= Aim =
Give the count of lines in the data that include "مـاء", with no other words.

Dataset items:
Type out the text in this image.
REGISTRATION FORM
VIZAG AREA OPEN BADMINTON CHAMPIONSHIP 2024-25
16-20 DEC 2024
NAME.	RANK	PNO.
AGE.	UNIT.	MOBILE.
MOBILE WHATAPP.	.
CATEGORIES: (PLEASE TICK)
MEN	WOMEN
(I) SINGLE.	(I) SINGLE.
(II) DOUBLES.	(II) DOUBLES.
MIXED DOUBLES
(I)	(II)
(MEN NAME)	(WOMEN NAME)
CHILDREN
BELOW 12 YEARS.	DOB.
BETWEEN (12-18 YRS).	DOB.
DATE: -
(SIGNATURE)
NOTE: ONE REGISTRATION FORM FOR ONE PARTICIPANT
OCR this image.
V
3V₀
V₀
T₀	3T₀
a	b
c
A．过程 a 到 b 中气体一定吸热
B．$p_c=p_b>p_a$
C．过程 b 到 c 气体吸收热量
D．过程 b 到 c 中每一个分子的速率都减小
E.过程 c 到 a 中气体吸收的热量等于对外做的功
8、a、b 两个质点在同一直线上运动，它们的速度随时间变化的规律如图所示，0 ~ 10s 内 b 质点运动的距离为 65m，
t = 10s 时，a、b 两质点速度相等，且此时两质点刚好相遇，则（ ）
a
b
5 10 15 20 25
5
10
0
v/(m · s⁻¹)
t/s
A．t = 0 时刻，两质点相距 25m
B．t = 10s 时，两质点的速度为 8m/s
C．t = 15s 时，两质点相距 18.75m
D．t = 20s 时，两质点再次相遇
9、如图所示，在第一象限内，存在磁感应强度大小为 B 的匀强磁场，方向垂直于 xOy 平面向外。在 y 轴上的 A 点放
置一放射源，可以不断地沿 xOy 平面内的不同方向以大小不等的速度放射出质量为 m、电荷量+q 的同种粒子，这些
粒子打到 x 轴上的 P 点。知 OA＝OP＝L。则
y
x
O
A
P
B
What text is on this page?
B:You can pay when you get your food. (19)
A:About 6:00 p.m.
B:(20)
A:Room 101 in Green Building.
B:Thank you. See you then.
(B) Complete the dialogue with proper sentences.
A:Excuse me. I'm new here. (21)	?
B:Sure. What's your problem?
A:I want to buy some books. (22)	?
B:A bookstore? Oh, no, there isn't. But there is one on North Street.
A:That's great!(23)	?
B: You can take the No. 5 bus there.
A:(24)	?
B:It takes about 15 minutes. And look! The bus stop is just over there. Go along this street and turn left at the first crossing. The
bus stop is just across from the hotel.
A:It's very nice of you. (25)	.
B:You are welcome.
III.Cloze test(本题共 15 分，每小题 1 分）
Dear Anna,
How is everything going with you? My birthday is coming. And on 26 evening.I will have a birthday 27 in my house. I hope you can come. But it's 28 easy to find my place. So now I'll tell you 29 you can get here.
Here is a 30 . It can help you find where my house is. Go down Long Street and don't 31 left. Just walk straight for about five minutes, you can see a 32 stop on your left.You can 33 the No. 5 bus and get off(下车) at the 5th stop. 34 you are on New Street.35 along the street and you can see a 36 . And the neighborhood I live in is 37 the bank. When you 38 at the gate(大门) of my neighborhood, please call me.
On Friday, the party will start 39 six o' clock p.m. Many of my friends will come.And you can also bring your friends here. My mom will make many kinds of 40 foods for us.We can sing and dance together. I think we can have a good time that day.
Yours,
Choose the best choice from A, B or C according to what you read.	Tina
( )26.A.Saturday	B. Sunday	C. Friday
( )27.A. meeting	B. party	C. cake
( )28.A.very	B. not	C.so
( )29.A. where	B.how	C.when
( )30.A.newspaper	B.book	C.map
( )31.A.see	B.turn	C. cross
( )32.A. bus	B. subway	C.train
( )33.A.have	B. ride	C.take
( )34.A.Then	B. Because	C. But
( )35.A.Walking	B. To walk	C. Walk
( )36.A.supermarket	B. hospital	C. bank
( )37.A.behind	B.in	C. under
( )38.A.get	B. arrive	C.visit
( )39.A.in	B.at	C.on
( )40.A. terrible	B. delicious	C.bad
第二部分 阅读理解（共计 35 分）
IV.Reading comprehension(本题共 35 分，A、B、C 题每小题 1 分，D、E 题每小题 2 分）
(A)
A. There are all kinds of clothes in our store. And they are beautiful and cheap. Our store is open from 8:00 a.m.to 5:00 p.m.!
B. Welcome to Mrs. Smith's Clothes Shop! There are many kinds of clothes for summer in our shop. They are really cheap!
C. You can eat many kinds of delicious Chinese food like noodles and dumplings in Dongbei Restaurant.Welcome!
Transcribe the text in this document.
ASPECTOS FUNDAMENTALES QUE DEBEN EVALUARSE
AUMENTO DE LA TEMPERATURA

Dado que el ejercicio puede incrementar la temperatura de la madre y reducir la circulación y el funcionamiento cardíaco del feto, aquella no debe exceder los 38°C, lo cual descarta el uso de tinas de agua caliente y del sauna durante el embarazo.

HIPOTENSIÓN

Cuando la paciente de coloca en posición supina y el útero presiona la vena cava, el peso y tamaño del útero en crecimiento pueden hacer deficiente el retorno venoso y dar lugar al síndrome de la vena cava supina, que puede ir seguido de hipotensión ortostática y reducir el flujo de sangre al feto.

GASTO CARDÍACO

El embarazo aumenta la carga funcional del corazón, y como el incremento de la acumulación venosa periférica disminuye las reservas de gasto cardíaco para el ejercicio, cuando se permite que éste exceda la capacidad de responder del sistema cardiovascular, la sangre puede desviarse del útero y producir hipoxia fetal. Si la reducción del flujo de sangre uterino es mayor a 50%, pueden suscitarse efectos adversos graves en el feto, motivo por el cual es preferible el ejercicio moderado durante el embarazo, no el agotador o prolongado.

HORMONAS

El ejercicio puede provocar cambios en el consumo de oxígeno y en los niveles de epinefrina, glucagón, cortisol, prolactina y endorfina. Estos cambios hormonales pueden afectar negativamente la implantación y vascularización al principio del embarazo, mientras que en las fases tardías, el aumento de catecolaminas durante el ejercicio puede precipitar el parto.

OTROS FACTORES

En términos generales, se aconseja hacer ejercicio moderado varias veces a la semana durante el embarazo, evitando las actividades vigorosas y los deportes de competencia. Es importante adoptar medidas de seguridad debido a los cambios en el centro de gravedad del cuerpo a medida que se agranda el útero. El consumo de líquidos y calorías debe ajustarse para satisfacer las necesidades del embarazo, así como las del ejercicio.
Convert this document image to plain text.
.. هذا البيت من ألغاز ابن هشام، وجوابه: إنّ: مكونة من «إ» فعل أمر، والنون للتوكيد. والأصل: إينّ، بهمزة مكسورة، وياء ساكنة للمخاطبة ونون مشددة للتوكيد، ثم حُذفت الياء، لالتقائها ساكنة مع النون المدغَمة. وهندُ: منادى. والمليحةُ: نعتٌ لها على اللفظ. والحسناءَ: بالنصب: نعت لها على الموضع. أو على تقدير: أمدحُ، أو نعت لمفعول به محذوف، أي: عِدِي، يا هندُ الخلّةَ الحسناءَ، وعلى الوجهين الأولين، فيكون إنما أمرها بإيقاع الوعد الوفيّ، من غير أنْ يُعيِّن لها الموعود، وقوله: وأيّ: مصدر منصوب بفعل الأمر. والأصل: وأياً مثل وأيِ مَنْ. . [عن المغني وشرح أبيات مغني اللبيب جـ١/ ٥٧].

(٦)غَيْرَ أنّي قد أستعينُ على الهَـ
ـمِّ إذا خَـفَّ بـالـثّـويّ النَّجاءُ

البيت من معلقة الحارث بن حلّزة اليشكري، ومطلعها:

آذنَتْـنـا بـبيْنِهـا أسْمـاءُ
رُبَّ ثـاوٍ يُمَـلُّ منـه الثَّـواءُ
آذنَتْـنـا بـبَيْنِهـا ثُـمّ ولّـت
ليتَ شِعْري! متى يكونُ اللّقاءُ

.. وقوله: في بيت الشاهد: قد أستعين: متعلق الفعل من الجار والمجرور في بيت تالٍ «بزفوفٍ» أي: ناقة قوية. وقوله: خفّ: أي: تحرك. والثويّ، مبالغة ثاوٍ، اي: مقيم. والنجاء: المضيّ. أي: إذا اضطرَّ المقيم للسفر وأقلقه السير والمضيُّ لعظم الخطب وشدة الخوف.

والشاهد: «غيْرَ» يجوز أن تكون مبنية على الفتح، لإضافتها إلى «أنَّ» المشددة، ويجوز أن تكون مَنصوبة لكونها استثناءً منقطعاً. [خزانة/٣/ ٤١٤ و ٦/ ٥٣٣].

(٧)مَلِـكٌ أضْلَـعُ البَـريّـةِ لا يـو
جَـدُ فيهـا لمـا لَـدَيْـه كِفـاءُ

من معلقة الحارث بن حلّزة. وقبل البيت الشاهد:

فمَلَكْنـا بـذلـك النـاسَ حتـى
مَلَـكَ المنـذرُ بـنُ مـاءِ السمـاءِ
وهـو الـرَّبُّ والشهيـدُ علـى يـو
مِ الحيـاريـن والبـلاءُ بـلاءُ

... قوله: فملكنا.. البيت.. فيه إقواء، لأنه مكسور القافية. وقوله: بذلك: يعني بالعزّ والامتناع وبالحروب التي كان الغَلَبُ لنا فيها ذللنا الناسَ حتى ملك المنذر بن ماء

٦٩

= Result =
2